▸ Фрагмент документа:
Помимо дежурных слов насчет чести служения Родине на дипломатическом поприще и благодарности за доверие, я, помнится, признался, что с детства мечтал стать дипломатом. Ответ, видимо, и впрямь прозвучал неожиданно, меня попросили пояснить его. Я рассказал, что в нашей простой рабочей семье, сколько себя помню, всегда проявлялся большой интерес к внешней политике.
На стене в родительском доме висела огромных размеров географическая карта мира, которую я еще в детстве знал превосходно. Уже в одиннадцатилетнем возрасте по вечерам, начитавшись газет и наслушавшись радио (у нас был самодельный приемник), я подробно рассказывал домашним о событиях в мире. Тогда, надо сказать, все внимательно следили за ходом итало-абиссинской войны, близко к сердцу принимали каждую неудачу эфиопов и были в буквальном смысле убиты горем, когда те потерпели поражение.
Рассказал я и о том, что на протяжении нескольких последних лет часто выступал с докладами на тему о международном положении. Так что сейчас мне просто с трудом верится, что детская мечта так неожиданно начала приобретать реальные очертания.
Чувствовалось, что мои ответы произвели хорошее впечатление. Однако, опять-таки в духе того времени, ничего определенного мне не сказали, посоветовали лишь возвращаться в Сталинград, куда, мол, мне и сообщат о принятом решении. В полном неведении относительно своей будущей судьбы я пребывал вплоть до конца августа, когда наконец пришло долгожданное извещение о моем зачислении в ВДШ.
Это было радостным событием не только для меня, моих родных и многочисленных друзей, но и для сослуживцев, знакомых и просто соседей. Ведь я был первым сталинградцем, который отправлялся на учебу в Высшую дипломатическую школу МИД СССР! Но уже тогда я глубоко задумался над тем, что ждет меня впереди, как сложится дальнейшая судьба, как эта резкая перемена в жизни отразится на семье… Конечно, тогда мне и в голову не могло прийти, что когда-нибудь эта новая стезя приведет меня на московскую улочку с таким грустным и поэтическим названием «Матросская тишина»!

▸ Исходный листинг:
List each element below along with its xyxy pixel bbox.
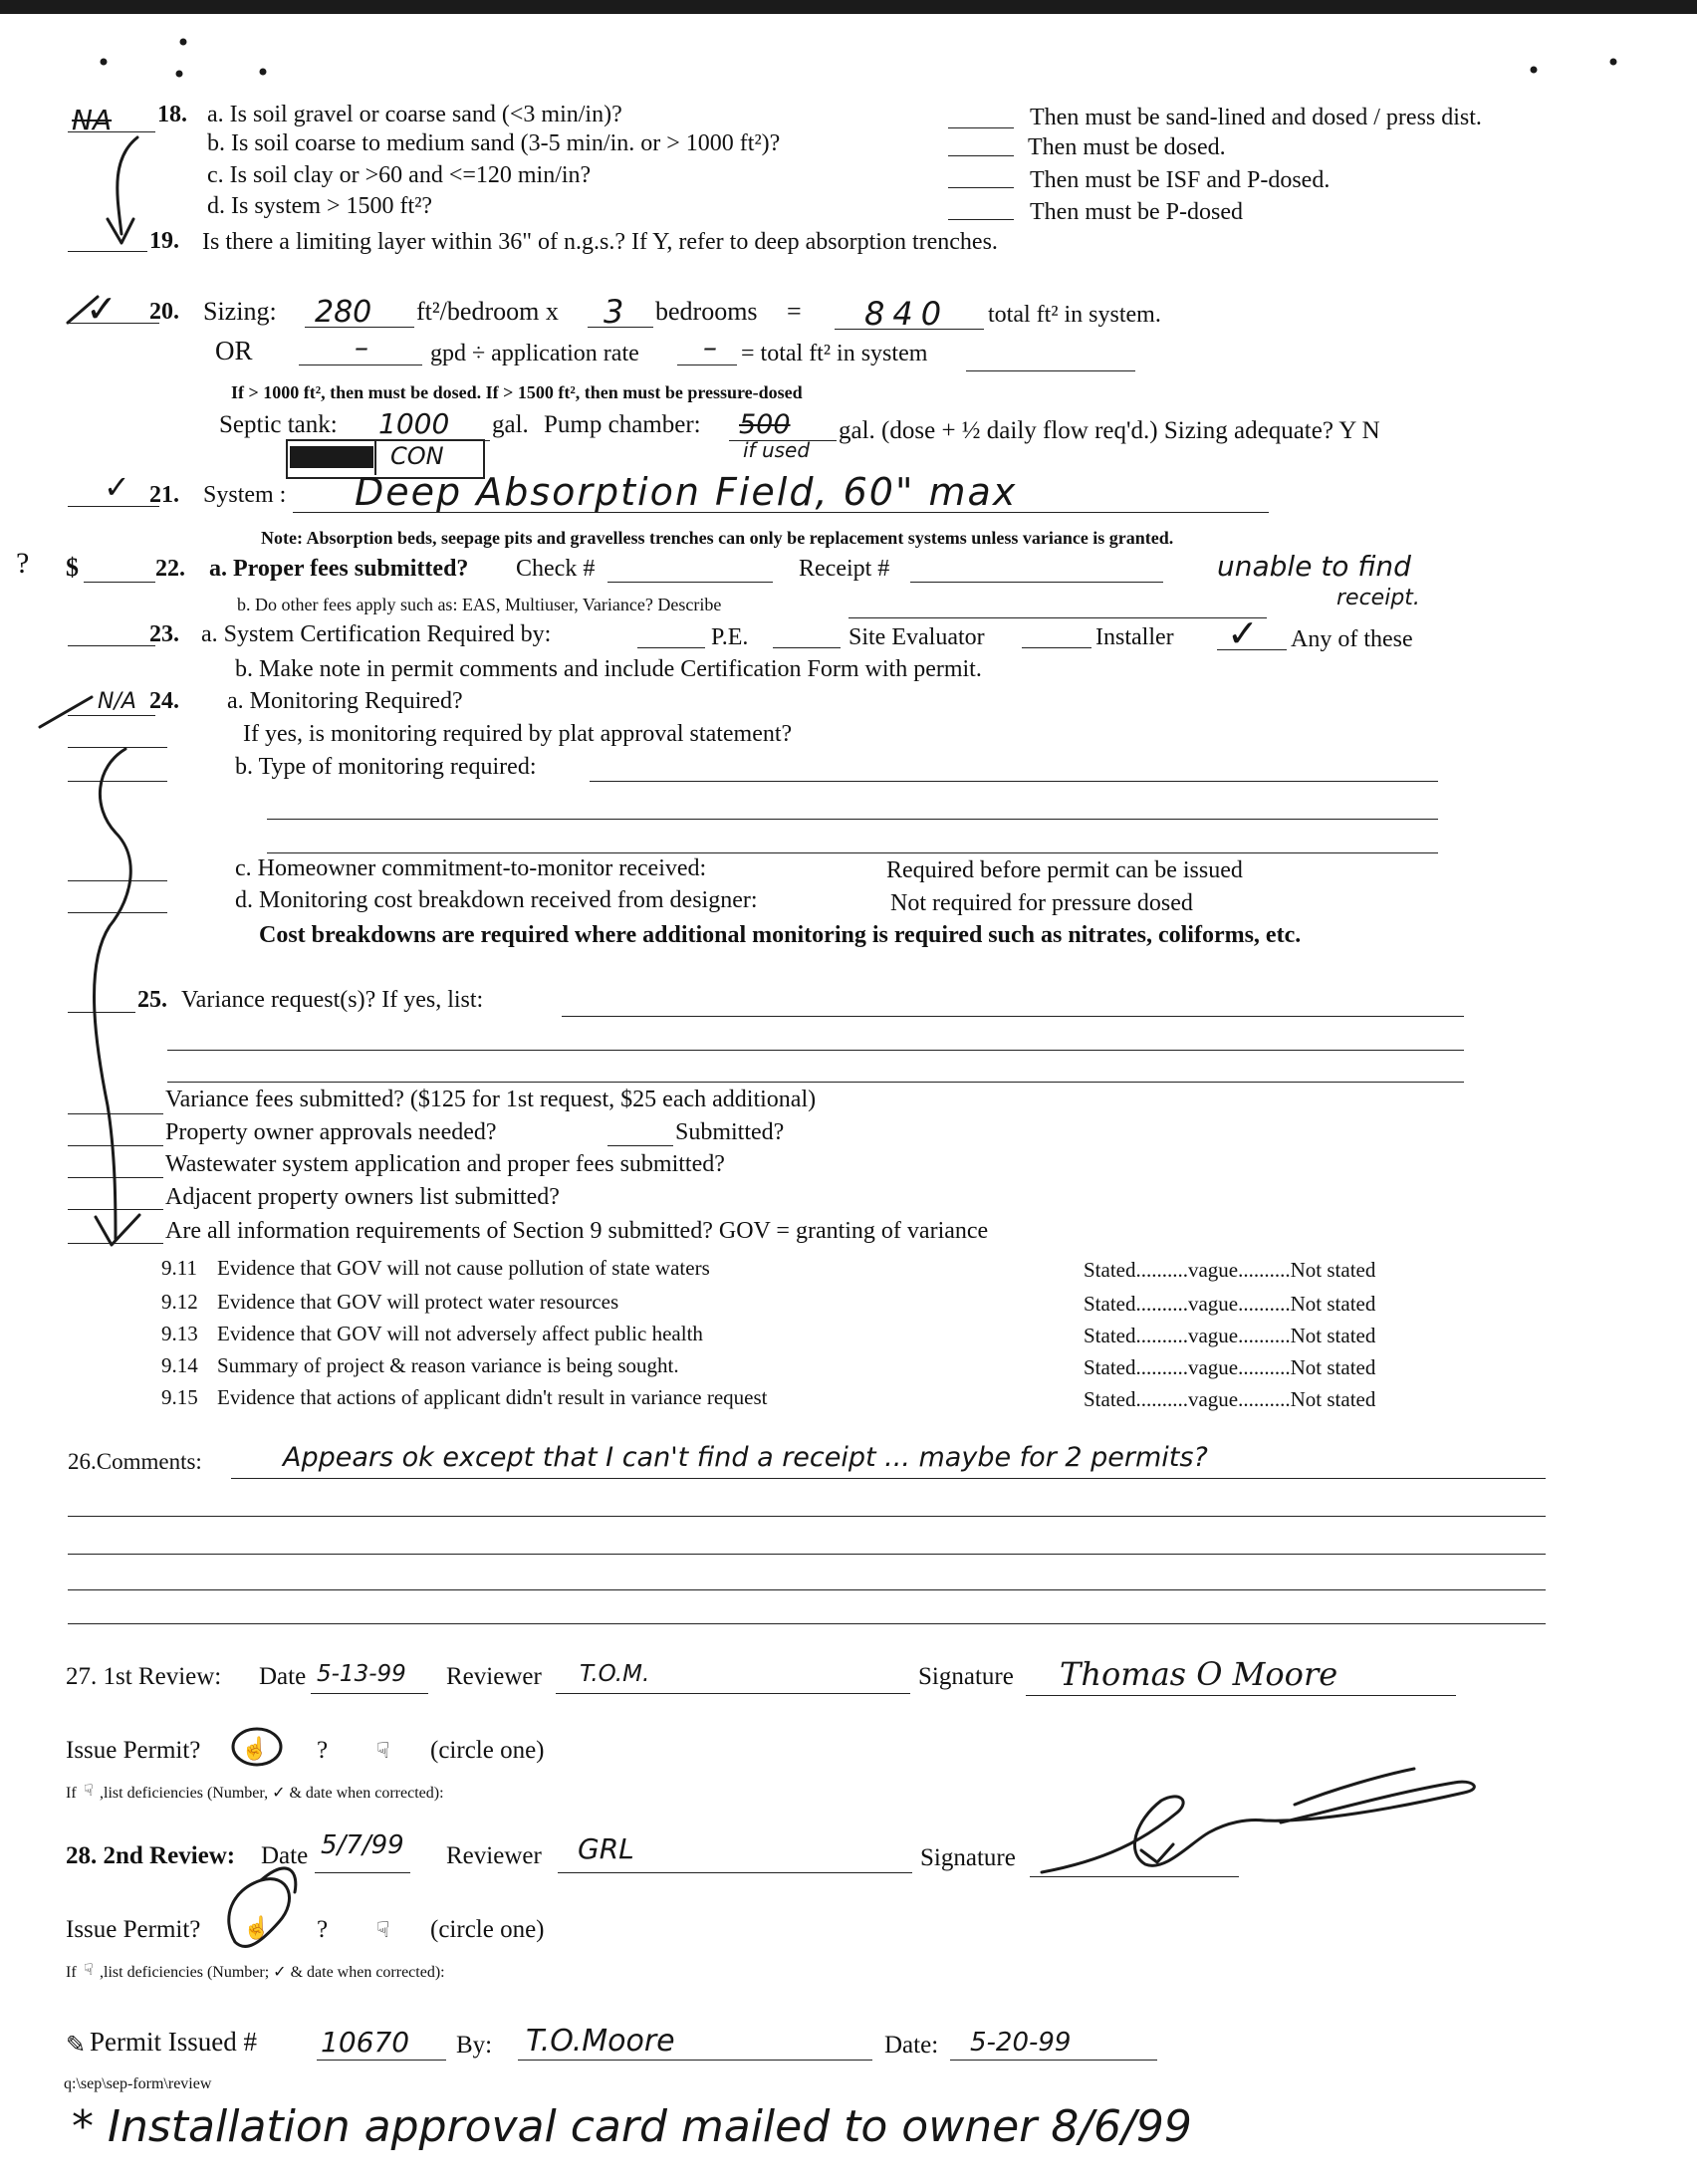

▸ Письменное задание A:
Ответьте на вопросы по отрывку:
(i) Что висело на стене в родительском доме?
(ii) За ходом какой войны все внимательно следили?
(iii) До какого времени длилось полное неведение относительно будущей судьбы?
▸ Письменное задание B: Для кого, согласно отрывку, стало радостным событием извещение о зачислении в ВДШ? Назовите всех.

▸ Разбор ответа A:
(i) Огромная географическая карта мира.
(ii) За ходом итало-абиссинской войны.
(iii) До конца августа, когда пришло извещение о зачислении в ВДШ.

▸ Разбор ответа B: Для самого рассказчика, родных, многочисленных друзей, сослуживцев, знакомых и соседей.